◆ Task statement ◆
Write out the listing exactly as it is given.

◆ Extracted material ◆

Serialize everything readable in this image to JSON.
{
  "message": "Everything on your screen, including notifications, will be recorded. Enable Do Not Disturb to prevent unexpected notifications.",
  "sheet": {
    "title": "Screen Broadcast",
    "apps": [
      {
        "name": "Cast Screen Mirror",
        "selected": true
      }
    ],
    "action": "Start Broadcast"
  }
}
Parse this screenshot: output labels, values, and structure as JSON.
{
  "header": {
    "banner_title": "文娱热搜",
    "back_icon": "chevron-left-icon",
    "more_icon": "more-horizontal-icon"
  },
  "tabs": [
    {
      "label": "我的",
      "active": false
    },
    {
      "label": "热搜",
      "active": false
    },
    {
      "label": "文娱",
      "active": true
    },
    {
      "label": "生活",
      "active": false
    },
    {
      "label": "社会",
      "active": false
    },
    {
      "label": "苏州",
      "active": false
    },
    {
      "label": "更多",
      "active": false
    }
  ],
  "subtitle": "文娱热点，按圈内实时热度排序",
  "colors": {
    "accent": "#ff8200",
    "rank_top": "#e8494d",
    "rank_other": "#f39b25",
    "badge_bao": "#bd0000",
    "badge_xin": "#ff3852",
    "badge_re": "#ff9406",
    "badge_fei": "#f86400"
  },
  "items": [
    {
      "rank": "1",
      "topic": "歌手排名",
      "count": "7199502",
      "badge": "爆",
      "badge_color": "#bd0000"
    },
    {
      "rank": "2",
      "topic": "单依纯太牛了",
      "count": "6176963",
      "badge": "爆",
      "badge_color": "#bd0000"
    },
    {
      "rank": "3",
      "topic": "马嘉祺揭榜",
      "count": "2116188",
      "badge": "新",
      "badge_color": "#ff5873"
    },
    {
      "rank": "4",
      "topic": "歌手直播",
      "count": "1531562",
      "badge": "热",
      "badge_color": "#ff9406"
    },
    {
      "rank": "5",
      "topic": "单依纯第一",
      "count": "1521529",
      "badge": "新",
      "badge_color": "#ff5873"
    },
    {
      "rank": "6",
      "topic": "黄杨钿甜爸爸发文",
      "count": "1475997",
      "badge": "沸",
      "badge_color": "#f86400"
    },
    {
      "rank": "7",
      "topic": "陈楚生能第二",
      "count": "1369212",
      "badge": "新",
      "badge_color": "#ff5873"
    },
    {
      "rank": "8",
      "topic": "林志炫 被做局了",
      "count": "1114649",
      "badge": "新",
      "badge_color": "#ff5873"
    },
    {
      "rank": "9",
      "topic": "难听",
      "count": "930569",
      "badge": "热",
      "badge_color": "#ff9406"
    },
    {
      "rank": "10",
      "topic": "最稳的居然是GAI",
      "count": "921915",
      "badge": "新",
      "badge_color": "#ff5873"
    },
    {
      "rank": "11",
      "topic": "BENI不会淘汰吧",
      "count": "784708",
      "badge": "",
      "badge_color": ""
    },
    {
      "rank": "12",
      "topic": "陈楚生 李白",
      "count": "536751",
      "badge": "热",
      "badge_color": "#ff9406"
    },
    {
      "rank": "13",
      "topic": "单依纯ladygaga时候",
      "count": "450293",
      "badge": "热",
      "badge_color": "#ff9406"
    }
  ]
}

◆ Task answer ◆
Serialize everything readable in this image to JSON.
{
  "message": "Everything on your screen, including notifications, will be recorded. Enable Do Not Disturb to prevent unexpected notifications.",
  "sheet": {
    "title": "Screen Broadcast",
    "apps": [
      {
        "name": "Cast Screen Mirror",
        "selected": true
      }
    ],
    "action": "Start Broadcast"
  }
}
Parse this screenshot: output labels, values, and structure as JSON.
{
  "header": {
    "banner_title": "文娱热搜",
    "back_icon": "chevron-left-icon",
    "more_icon": "more-horizontal-icon"
  },
  "tabs": [
    {
      "label": "我的",
      "active": false
    },
    {
      "label": "热搜",
      "active": false
    },
    {
      "label": "文娱",
      "active": true
    },
    {
      "label": "生活",
      "active": false
    },
    {
      "label": "社会",
      "active": false
    },
    {
      "label": "苏州",
      "active": false
    },
    {
      "label": "更多",
      "active": false
    }
  ],
  "subtitle": "文娱热点，按圈内实时热度排序",
  "colors": {
    "accent": "#ff8200",
    "rank_top": "#e8494d",
    "rank_other": "#f39b25",
    "badge_bao": "#bd0000",
    "badge_xin": "#ff3852",
    "badge_re": "#ff9406",
    "badge_fei": "#f86400"
  },
  "items": [
    {
      "rank": "1",
      "topic": "歌手排名",
      "count": "7199502",
      "badge": "爆",
      "badge_color": "#bd0000"
    },
    {
      "rank": "2",
      "topic": "单依纯太牛了",
      "count": "6176963",
      "badge": "爆",
      "badge_color": "#bd0000"
    },
    {
      "rank": "3",
      "topic": "马嘉祺揭榜",
      "count": "2116188",
      "badge": "新",
      "badge_color": "#ff5873"
    },
    {
      "rank": "4",
      "topic": "歌手直播",
      "count": "1531562",
      "badge": "热",
      "badge_color": "#ff9406"
    },
    {
      "rank": "5",
      "topic": "单依纯第一",
      "count": "1521529",
      "badge": "新",
      "badge_color": "#ff5873"
    },
    {
      "rank": "6",
      "topic": "黄杨钿甜爸爸发文",
      "count": "1475997",
      "badge": "沸",
      "badge_color": "#f86400"
    },
    {
      "rank": "7",
      "topic": "陈楚生能第二",
      "count": "1369212",
      "badge": "新",
      "badge_color": "#ff5873"
    },
    {
      "rank": "8",
      "topic": "林志炫 被做局了",
      "count": "1114649",
      "badge": "新",
      "badge_color": "#ff5873"
    },
    {
      "rank": "9",
      "topic": "难听",
      "count": "930569",
      "badge": "热",
      "badge_color": "#ff9406"
    },
    {
      "rank": "10",
      "topic": "最稳的居然是GAI",
      "count": "921915",
      "badge": "新",
      "badge_color": "#ff5873"
    },
    {
      "rank": "11",
      "topic": "BENI不会淘汰吧",
      "count": "784708",
      "badge": "",
      "badge_color": ""
    },
    {
      "rank": "12",
      "topic": "陈楚生 李白",
      "count": "536751",
      "badge": "热",
      "badge_color": "#ff9406"
    },
    {
      "rank": "13",
      "topic": "单依纯ladygaga时候",
      "count": "450293",
      "badge": "热",
      "badge_color": "#ff9406"
    }
  ]
}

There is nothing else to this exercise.